Excerpts from a figure dataset

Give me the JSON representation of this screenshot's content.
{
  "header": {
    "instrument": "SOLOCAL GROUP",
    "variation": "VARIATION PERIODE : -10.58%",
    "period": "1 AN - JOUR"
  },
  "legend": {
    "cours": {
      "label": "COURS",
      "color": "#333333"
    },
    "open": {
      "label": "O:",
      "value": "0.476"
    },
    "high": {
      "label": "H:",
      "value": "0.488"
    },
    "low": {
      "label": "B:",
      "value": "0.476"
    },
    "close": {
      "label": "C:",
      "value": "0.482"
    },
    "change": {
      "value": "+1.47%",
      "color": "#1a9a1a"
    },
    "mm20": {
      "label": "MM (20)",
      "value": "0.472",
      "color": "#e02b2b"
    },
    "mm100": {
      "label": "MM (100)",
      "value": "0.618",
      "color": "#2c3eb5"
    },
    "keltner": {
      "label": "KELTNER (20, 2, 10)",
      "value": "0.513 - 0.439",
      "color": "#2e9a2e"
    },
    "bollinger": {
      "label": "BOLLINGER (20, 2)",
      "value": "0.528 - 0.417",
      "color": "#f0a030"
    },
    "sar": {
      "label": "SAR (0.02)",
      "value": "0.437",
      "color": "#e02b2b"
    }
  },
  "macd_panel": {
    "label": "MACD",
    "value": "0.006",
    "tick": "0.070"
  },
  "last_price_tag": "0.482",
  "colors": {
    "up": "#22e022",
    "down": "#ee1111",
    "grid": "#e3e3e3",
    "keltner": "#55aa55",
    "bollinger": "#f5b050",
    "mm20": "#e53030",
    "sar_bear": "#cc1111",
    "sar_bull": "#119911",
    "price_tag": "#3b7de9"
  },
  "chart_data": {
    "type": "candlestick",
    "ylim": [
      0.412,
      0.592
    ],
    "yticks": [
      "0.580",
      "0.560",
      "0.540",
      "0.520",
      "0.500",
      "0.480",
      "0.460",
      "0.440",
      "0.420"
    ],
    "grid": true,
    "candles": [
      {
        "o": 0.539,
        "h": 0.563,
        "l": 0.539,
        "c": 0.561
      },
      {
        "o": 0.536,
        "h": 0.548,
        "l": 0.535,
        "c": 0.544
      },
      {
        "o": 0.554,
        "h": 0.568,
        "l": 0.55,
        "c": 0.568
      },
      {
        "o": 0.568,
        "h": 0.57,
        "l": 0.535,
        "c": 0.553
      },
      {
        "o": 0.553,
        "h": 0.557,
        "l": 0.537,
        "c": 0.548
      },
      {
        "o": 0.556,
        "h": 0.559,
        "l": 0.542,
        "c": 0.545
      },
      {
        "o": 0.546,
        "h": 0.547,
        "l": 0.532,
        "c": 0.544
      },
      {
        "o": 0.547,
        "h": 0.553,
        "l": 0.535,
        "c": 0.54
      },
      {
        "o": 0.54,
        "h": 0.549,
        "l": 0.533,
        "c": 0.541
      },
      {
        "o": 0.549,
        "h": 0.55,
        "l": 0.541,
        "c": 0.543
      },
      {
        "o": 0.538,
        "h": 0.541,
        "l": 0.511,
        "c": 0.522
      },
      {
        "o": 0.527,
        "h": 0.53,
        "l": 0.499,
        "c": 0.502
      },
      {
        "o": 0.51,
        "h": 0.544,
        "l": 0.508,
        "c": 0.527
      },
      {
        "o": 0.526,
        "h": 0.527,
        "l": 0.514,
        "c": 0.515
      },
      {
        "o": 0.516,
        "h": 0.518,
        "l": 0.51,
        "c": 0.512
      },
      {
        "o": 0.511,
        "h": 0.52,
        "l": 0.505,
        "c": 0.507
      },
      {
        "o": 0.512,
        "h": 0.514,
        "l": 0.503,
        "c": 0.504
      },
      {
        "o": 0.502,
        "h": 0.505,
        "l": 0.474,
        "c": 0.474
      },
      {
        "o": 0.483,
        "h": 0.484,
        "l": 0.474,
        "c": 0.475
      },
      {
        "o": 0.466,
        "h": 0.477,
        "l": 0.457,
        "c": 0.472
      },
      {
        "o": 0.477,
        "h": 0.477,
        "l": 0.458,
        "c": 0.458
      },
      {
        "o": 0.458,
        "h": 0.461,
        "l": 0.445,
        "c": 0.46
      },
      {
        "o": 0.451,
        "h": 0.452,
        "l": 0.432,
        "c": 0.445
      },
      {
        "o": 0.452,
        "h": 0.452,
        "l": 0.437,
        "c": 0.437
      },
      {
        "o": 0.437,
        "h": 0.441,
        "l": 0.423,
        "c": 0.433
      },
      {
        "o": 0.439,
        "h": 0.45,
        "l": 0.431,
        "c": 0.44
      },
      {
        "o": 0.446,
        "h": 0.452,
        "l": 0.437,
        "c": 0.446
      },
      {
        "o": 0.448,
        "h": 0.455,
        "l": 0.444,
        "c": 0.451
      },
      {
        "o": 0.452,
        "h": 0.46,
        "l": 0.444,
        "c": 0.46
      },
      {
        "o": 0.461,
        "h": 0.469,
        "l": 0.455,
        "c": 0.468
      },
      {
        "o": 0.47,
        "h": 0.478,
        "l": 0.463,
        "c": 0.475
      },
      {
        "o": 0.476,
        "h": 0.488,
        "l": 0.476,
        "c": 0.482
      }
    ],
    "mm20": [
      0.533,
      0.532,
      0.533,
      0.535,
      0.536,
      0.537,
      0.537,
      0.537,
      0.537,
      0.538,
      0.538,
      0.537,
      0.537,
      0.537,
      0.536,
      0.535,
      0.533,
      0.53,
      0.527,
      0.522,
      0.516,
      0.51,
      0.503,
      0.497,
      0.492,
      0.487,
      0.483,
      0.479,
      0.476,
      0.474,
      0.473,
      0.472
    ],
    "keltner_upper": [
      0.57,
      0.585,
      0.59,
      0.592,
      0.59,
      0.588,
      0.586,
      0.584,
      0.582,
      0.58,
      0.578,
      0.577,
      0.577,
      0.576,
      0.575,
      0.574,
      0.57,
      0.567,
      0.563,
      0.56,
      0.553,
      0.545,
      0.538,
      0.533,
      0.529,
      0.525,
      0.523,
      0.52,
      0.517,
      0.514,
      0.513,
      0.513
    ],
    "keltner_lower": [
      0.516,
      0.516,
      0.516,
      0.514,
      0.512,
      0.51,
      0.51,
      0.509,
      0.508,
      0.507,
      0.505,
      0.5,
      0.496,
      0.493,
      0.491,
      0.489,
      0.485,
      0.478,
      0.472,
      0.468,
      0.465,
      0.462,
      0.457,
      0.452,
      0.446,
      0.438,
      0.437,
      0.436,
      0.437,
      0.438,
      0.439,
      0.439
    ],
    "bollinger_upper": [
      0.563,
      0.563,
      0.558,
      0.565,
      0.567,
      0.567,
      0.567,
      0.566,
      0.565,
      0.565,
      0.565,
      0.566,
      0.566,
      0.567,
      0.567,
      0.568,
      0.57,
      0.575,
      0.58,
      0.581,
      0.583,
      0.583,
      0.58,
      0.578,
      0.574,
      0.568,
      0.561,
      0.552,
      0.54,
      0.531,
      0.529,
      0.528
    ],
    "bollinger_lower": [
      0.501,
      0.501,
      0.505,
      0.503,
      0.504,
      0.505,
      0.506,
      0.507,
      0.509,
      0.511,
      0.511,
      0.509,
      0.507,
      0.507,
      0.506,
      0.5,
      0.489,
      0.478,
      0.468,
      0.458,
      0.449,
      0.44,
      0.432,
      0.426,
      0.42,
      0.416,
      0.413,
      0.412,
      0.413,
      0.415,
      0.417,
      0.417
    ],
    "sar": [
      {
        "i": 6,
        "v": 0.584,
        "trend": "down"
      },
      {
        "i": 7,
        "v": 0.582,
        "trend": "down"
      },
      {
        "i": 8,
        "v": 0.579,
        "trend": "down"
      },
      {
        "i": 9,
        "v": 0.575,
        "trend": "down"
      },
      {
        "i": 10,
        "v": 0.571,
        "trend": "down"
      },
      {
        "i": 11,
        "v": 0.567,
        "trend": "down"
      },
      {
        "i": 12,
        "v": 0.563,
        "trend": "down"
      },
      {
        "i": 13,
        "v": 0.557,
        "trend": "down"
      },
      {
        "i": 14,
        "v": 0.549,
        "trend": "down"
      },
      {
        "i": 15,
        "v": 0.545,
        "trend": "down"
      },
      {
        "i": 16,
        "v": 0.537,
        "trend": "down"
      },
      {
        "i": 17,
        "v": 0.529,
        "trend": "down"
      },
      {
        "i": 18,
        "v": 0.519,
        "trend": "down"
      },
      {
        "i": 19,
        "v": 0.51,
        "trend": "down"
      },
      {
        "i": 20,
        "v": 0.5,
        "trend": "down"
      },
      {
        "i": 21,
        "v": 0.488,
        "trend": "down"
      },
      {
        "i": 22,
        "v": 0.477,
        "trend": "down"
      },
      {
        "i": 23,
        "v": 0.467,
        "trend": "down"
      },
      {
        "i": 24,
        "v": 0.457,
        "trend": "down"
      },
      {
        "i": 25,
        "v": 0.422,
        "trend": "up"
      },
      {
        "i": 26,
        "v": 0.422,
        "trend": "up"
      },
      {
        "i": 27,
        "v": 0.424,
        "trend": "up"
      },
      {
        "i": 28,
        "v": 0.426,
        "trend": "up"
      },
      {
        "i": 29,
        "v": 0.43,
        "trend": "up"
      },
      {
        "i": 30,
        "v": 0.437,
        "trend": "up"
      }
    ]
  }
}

---

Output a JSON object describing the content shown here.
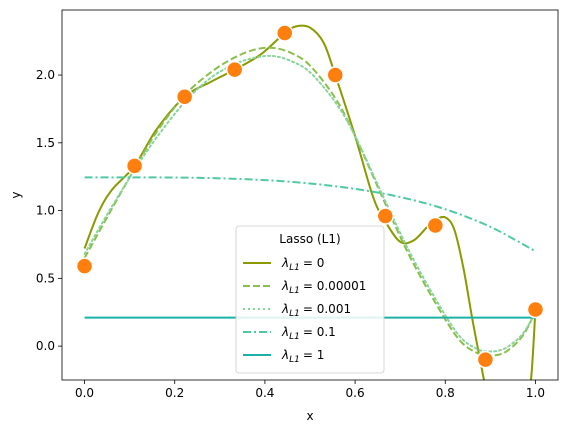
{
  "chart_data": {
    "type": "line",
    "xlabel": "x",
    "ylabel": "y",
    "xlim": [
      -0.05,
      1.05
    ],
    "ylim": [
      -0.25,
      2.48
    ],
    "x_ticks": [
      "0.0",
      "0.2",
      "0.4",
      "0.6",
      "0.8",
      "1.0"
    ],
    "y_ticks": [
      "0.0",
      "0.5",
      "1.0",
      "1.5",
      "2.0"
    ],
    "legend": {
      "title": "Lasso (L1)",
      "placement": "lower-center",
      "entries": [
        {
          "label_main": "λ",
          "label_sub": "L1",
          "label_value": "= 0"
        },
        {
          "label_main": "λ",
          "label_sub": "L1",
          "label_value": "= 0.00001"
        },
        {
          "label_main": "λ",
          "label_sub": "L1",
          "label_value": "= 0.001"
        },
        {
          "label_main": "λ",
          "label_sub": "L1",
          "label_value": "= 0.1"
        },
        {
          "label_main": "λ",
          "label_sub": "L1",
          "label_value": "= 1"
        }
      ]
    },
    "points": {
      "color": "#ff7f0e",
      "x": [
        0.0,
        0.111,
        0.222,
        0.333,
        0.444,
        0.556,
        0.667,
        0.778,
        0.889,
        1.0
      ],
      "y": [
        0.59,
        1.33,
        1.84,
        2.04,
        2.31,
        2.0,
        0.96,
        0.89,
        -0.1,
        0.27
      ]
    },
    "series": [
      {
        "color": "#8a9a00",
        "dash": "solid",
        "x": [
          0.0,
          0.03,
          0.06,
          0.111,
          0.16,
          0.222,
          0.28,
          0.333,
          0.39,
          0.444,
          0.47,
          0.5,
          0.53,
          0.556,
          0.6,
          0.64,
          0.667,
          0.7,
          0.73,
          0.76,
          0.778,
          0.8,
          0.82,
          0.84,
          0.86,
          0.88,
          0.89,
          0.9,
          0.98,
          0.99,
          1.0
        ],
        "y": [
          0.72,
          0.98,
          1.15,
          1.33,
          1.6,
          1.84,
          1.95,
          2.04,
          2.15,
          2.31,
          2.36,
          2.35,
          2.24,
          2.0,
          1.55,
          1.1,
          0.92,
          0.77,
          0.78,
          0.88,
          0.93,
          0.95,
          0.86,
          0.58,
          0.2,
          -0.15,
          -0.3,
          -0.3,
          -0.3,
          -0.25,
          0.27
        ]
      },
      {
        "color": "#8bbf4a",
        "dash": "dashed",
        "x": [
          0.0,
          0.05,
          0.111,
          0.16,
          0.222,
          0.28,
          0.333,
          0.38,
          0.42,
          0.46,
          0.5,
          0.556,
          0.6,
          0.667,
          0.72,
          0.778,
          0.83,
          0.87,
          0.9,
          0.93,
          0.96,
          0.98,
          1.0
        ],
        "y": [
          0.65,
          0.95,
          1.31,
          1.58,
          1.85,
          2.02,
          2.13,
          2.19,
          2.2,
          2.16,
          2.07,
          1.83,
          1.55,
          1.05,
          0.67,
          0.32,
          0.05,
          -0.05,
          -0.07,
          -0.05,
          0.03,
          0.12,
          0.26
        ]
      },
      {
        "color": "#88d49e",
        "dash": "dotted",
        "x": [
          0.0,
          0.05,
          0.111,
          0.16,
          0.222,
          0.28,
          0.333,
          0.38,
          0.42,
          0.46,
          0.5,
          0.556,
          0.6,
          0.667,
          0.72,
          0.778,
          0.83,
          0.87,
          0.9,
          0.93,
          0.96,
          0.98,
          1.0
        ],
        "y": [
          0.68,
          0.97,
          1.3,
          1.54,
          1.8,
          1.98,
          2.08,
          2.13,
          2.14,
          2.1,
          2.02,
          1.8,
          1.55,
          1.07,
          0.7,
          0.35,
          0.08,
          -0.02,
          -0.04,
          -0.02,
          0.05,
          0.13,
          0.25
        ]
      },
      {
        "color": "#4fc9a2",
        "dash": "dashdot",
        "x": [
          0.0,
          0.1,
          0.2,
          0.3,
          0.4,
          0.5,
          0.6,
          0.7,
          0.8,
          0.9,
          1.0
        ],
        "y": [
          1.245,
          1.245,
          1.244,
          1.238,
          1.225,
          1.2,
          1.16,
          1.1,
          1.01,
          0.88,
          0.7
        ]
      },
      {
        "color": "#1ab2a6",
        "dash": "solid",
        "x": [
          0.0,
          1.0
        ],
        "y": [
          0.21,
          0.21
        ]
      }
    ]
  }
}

THE TASK: How many of the lines above include the word "content"? Respond with the number alone.

IN RESPONSE: 2